* **BRIEF**
Collect all lines below with the string "ανάγκης".

* **Saved entries**
|---|

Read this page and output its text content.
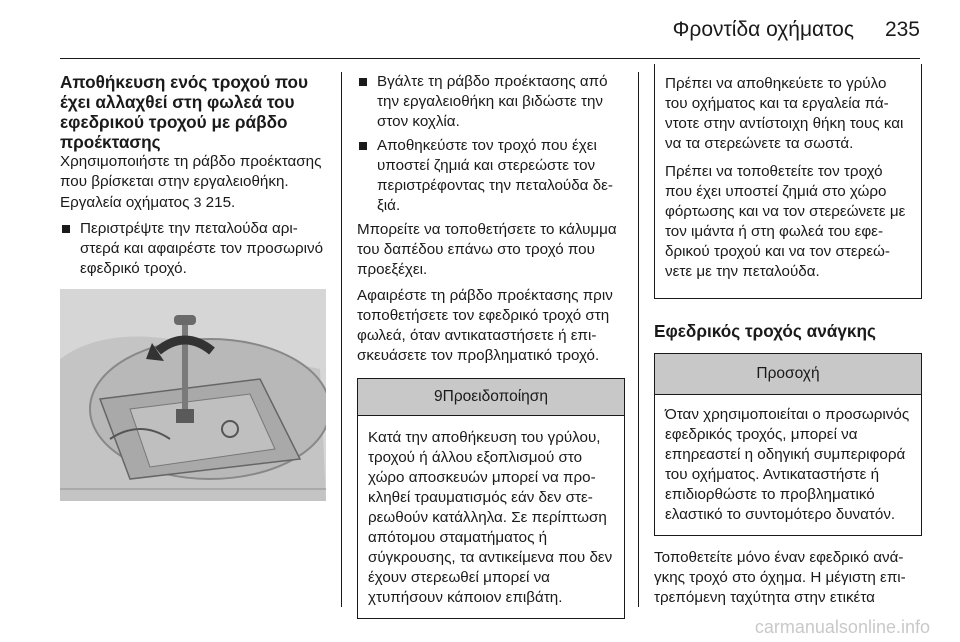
Φροντίδα οχήματος 235
Αποθήκευση ενός τροχού που έχει αλλαχθεί στη φωλεά του εφεδρικού τροχού με ράβδο προέκτασης
Χρησιμοποιήστε τη ράβδο προέκτασης που βρίσκεται στην εργαλειοθήκη. Εργαλεία οχήματος 3 215.
Περιστρέψτε την πεταλούδα αριστερά και αφαιρέστε τον προσωρινό εφεδρικό τροχό.
Βγάλτε τη ράβδο προέκτασης από την εργαλειοθήκη και βιδώστε την στον κοχλία.
Αποθηκεύστε τον τροχό που έχει υποστεί ζημιά και στερεώστε τον περιστρέφοντας την πεταλούδα δεξιά.
Μπορείτε να τοποθετήσετε το κάλυμμα του δαπέδου επάνω στο τροχό που προεξέχει.
Αφαιρέστε τη ράβδο προέκτασης πριν τοποθετήσετε τον εφεδρικό τροχό στη φωλεά, όταν αντικαταστήσετε ή επισκευάσετε τον προβληματικό τροχό.
9Προειδοποίηση
Κατά την αποθήκευση του γρύλου, τροχού ή άλλου εξοπλισμού στο χώρο αποσκευών μπορεί να προκληθεί τραυματισμός εάν δεν στερεωθούν κατάλληλα. Σε περίπτωση απότομου σταματήματος ή σύγκρουσης, τα αντικείμενα που δεν έχουν στερεωθεί μπορεί να χτυπήσουν κάποιον επιβάτη.
Πρέπει να αποθηκεύετε το γρύλο του οχήματος και τα εργαλεία πάντοτε στην αντίστοιχη θήκη τους και να τα στερεώνετε τα σωστά.
Πρέπει να τοποθετείτε τον τροχό που έχει υποστεί ζημιά στο χώρο φόρτωσης και να τον στερεώνετε με τον ιμάντα ή στη φωλεά του εφεδρικού τροχού και να τον στερεώνετε με την πεταλούδα.
Εφεδρικός τροχός ανάγκης
Προσοχή
Όταν χρησιμοποιείται ο προσωρινός εφεδρικός τροχός, μπορεί να επηρεαστεί η οδηγική συμπεριφορά του οχήματος. Αντικαταστήστε ή επιδιορθώστε το προβληματικό ελαστικό το συντομότερο δυνατόν.
Τοποθετείτε μόνο έναν εφεδρικό ανάγκης τροχό στο όχημα. Η μέγιστη επιτρεπόμενη ταχύτητα στην ετικέτα
carmanualsonline.info
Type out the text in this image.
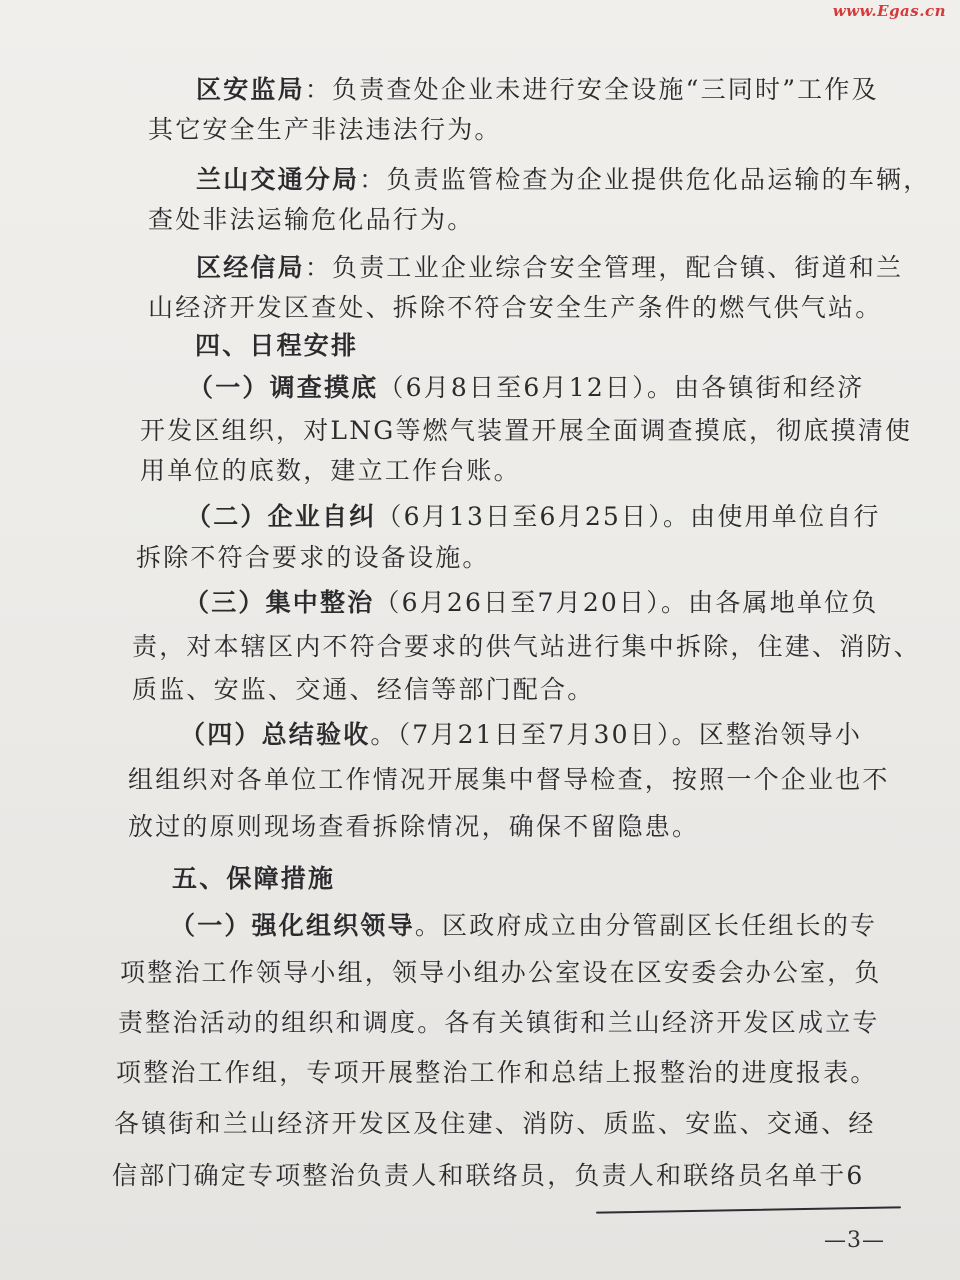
www.Egas.cn
区安监局：负责查处企业未进行安全设施“三同时”工作及
其它安全生产非法违法行为。
兰山交通分局：负责监管检查为企业提供危化品运输的车辆，
查处非法运输危化品行为。
区经信局：负责工业企业综合安全管理，配合镇、街道和兰
山经济开发区查处、拆除不符合安全生产条件的燃气供气站。
四、日程安排
（一）调查摸底（6月8日至6月12日）。由各镇街和经济
开发区组织，对LNG等燃气装置开展全面调查摸底，彻底摸清使
用单位的底数，建立工作台账。
（二）企业自纠（6月13日至6月25日）。由使用单位自行
拆除不符合要求的设备设施。
（三）集中整治（6月26日至7月20日）。由各属地单位负
责，对本辖区内不符合要求的供气站进行集中拆除，住建、消防、
质监、安监、交通、经信等部门配合。
（四）总结验收。（7月21日至7月30日）。区整治领导小
组组织对各单位工作情况开展集中督导检查，按照一个企业也不
放过的原则现场查看拆除情况，确保不留隐患。
五、保障措施
（一）强化组织领导。区政府成立由分管副区长任组长的专
项整治工作领导小组，领导小组办公室设在区安委会办公室，负
责整治活动的组织和调度。各有关镇街和兰山经济开发区成立专
项整治工作组，专项开展整治工作和总结上报整治的进度报表。
各镇街和兰山经济开发区及住建、消防、质监、安监、交通、经
信部门确定专项整治负责人和联络员，负责人和联络员名单于6
—3—
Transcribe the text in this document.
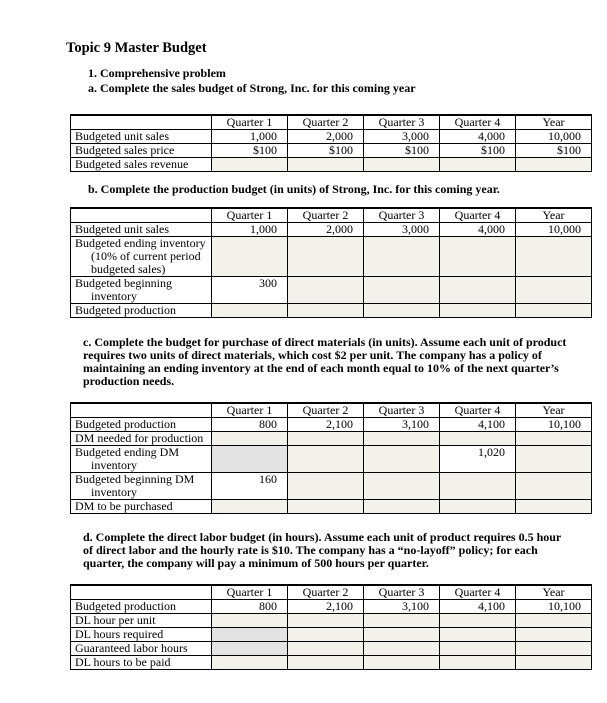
Topic 9 Master Budget
1. Comprehensive problem
a. Complete the sales budget of Strong, Inc. for this coming year
	Quarter 1	Quarter 2	Quarter 3	Quarter 4	Year
Budgeted unit sales	1,000	2,000	3,000	4,000	10,000
Budgeted sales price	$100	$100	$100	$100	$100
Budgeted sales revenue					
b. Complete the production budget (in units) of Strong, Inc. for this coming year.
	Quarter 1	Quarter 2	Quarter 3	Quarter 4	Year
Budgeted unit sales	1,000	2,000	3,000	4,000	10,000
Budgeted ending inventory
(10% of current period
budgeted sales)					

Budgeted beginning
inventory	300				
Budgeted production					
c. Complete the budget for purchase of direct materials (in units). Assume each unit of product requires two units of direct materials, which cost $2 per unit. The company has a policy of maintaining an ending inventory at the end of each month equal to 10% of the next quarter’s production needs.
	Quarter 1	Quarter 2	Quarter 3	Quarter 4	Year
Budgeted production	800	2,100	3,100	4,100	10,100
DM needed for production					
Budgeted ending DM
inventory				1,020	
Budgeted beginning DM
inventory	160				
DM to be purchased					
d. Complete the direct labor budget (in hours). Assume each unit of product requires 0.5 hour of direct labor and the hourly rate is $10. The company has a “no-layoff” policy; for each quarter, the company will pay a minimum of 500 hours per quarter.
	Quarter 1	Quarter 2	Quarter 3	Quarter 4	Year
Budgeted production	800	2,100	3,100	4,100	10,100
DL hour per unit					
DL hours required					
Guaranteed labor hours					
DL hours to be paid					
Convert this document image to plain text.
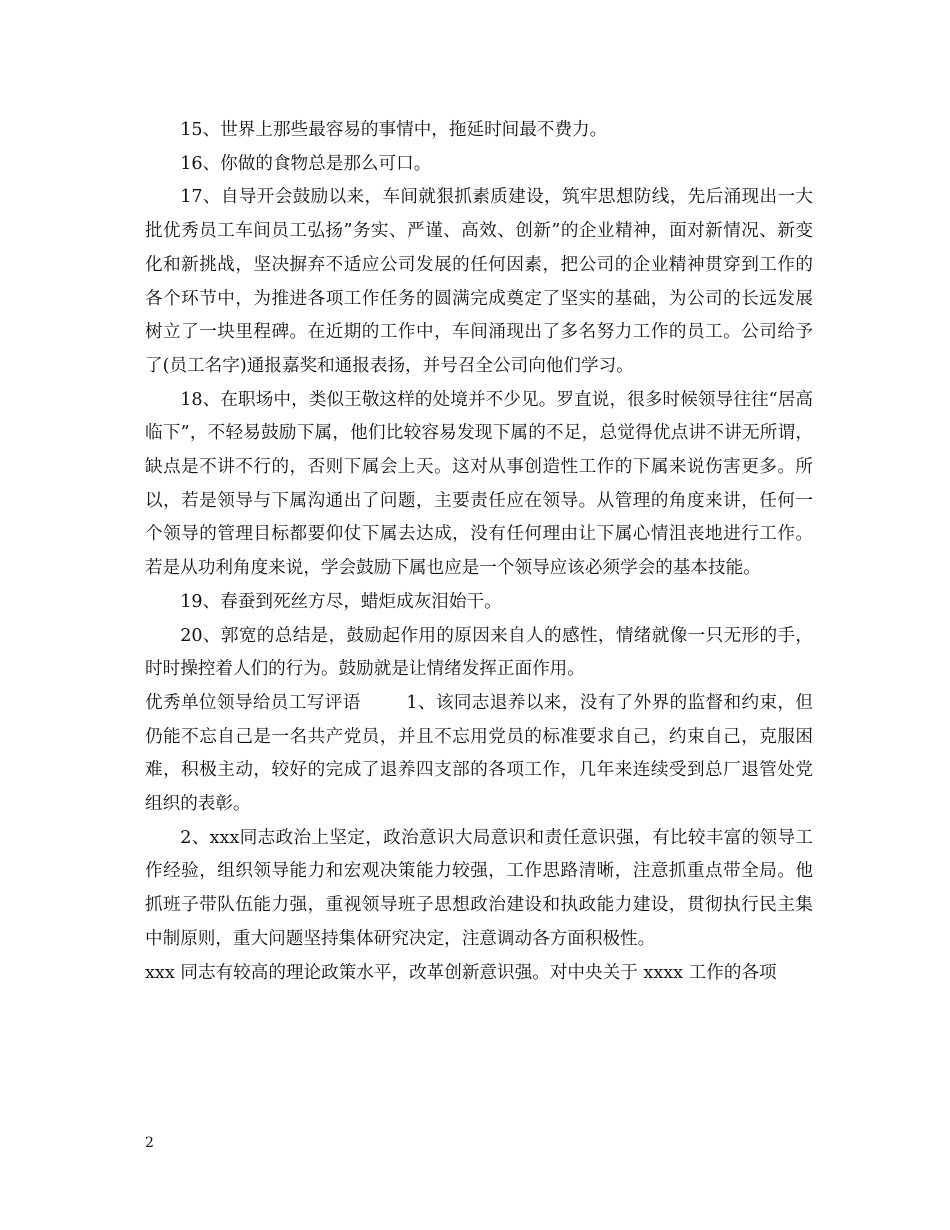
15、世界上那些最容易的事情中，拖延时间最不费力。

16、你做的食物总是那么可口。

17、自导开会鼓励以来，车间就狠抓素质建设，筑牢思想防线，先后涌现出一大批优秀员工车间员工弘扬”务实、严谨、高效、创新”的企业精神，面对新情况、新变化和新挑战，坚决摒弃不适应公司发展的任何因素，把公司的企业精神贯穿到工作的各个环节中，为推进各项工作任务的圆满完成奠定了坚实的基础，为公司的长远发展树立了一块里程碑。在近期的工作中，车间涌现出了多名努力工作的员工。公司给予了(员工名字)通报嘉奖和通报表扬，并号召全公司向他们学习。

18、在职场中，类似王敬这样的处境并不少见。罗直说，很多时候领导往往“居高临下”，不轻易鼓励下属，他们比较容易发现下属的不足，总觉得优点讲不讲无所谓，缺点是不讲不行的，否则下属会上天。这对从事创造性工作的下属来说伤害更多。所以，若是领导与下属沟通出了问题，主要责任应在领导。从管理的角度来讲，任何一个领导的管理目标都要仰仗下属去达成，没有任何理由让下属心情沮丧地进行工作。若是从功利角度来说，学会鼓励下属也应是一个领导应该必须学会的基本技能。

19、春蚕到死丝方尽，蜡炬成灰泪始干。

20、郭宽的总结是，鼓励起作用的原因来自人的感性，情绪就像一只无形的手，时时操控着人们的行为。鼓励就是让情绪发挥正面作用。

优秀单位领导给员工写评语	1、该同志退养以来，没有了外界的监督和约束，但仍能不忘自己是一名共产党员，并且不忘用党员的标准要求自己，约束自己，克服困难，积极主动，较好的完成了退养四支部的各项工作，几年来连续受到总厂退管处党组织的表彰。

2、xxx同志政治上坚定，政治意识大局意识和责任意识强，有比较丰富的领导工作经验，组织领导能力和宏观决策能力较强，工作思路清晰，注意抓重点带全局。他抓班子带队伍能力强，重视领导班子思想政治建设和执政能力建设，贯彻执行民主集中制原则，重大问题坚持集体研究决定，注意调动各方面积极性。

xxx 同志有较高的理论政策水平，改革创新意识强。对中央关于 xxxx 工作的各项

2
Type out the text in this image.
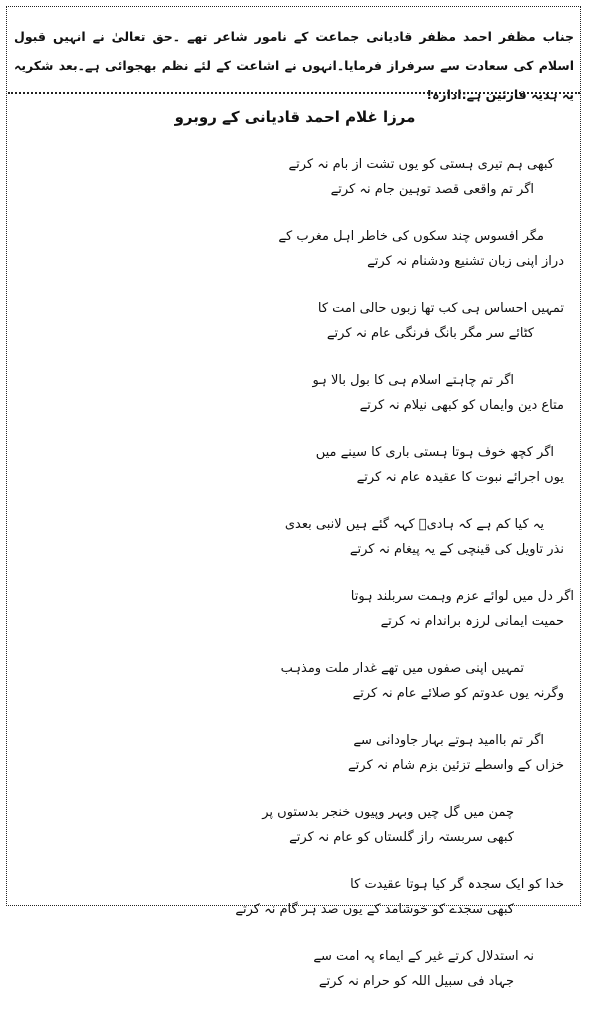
جناب مظفر احمد مظفر قادیانی جماعت کے نامور شاعر تھے ۔حق تعالیٰ نے انہیں قبول اسلام کی سعادت سے سرفراز فرمایا۔انہوں نے اشاعت کے لئے نظم بھجوائی ہے۔بعد شکریہ یہ ہدیہ قارئین ہے:ادارہ!
مرزا غلام احمد قادیانی کے روبرو
کبھی ہم تیری ہستی کو یوں تشت از بام نہ کرتے
اگر تم واقعی قصد توہین جام نہ کرتے
مگر افسوس چند سکوں کی خاطر اہل مغرب کے
دراز اپنی زبان تشنیع ودشنام نہ کرتے
تمہیں احساس ہی کب تھا زبوں حالی امت کا
کٹائے سر مگر بانگ فرنگی عام نہ کرتے
اگر تم چاہتے اسلام ہی کا بول بالا ہو
متاع دین وایماں کو کبھی نیلام نہ کرتے
اگر کچھ خوف ہوتا ہستی باری کا سینے میں
یوں اجرائے نبوت کا عقیدہ عام نہ کرتے
یہ کیا کم ہے کہ ہادیؐ کہہ گئے ہیں لانبی بعدی
نذر تاویل کی قینچی کے یہ پیغام نہ کرتے
اگر دل میں لوائے عزم وہمت سربلند ہوتا
حمیت ایمانی لرزہ براندام نہ کرتے
تمہیں اپنی صفوں میں تھے غدار ملت ومذہب
وگرنہ یوں عدوتم کو صلائے عام نہ کرتے
اگر تم باامید ہوتے بہار جاودانی سے
خزاں کے واسطے تزئین بزم شام نہ کرتے
چمن میں گل چیں وبہر وپیوں خنجر بدستوں پر
کبھی سربستہ راز گلستاں کو عام نہ کرتے
خدا کو ایک سجدہ گر کیا ہوتا عقیدت کا
کبھی سجدے کو خوشامد کے یوں صد ہر گام نہ کرتے
نہ استدلال کرتے غیر کے ایماء پہ امت سے
جہاد فی سبیل اللہ کو حرام نہ کرتے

|---|

* **FINISHED ANSWER**
Εφεδρικός τροχός ανάγκης
Τοποθετείτε μόνο έναν εφεδρικό ανάγκης τροχό στο όχημα. Η μέγιστη επιτρεπόμενη ταχύτητα στην ετικέτα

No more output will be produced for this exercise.